> _WHAT THE TASK ASKS_:
Identify the lines bearing the string "receiver" and gather them.

── THE DATA ──

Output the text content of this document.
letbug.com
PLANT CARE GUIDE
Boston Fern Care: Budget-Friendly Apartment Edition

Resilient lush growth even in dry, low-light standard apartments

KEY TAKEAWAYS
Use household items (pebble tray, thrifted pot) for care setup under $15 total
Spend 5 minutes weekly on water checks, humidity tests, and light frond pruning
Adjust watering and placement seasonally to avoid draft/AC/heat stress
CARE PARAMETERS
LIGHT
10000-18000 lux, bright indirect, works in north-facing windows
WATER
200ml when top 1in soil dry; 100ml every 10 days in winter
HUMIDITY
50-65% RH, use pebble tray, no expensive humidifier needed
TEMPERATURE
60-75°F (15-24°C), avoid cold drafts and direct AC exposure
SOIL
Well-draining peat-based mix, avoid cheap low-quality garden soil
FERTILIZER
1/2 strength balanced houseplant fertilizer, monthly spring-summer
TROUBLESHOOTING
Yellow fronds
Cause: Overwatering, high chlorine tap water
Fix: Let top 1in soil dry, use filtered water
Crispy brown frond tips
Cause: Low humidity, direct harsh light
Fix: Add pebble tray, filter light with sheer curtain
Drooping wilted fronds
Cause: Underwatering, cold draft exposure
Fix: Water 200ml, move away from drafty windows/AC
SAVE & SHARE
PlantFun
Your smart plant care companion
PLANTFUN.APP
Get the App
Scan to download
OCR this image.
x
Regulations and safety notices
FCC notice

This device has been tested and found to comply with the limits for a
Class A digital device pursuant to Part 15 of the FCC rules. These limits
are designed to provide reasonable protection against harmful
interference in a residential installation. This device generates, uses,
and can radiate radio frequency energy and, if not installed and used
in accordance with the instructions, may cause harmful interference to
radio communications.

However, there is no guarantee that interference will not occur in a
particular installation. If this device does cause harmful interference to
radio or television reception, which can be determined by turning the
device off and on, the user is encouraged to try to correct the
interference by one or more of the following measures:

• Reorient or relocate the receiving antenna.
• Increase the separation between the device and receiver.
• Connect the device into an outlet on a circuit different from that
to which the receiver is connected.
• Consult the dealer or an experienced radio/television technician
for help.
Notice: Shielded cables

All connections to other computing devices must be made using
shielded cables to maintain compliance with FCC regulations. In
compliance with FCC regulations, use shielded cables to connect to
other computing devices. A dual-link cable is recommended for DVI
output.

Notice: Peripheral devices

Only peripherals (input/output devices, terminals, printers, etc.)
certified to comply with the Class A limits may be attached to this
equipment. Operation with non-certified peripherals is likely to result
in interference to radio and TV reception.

───

> _EXERCISE RESULT_:
• Increase the separation between the device and receiver.
to which the receiver is connected.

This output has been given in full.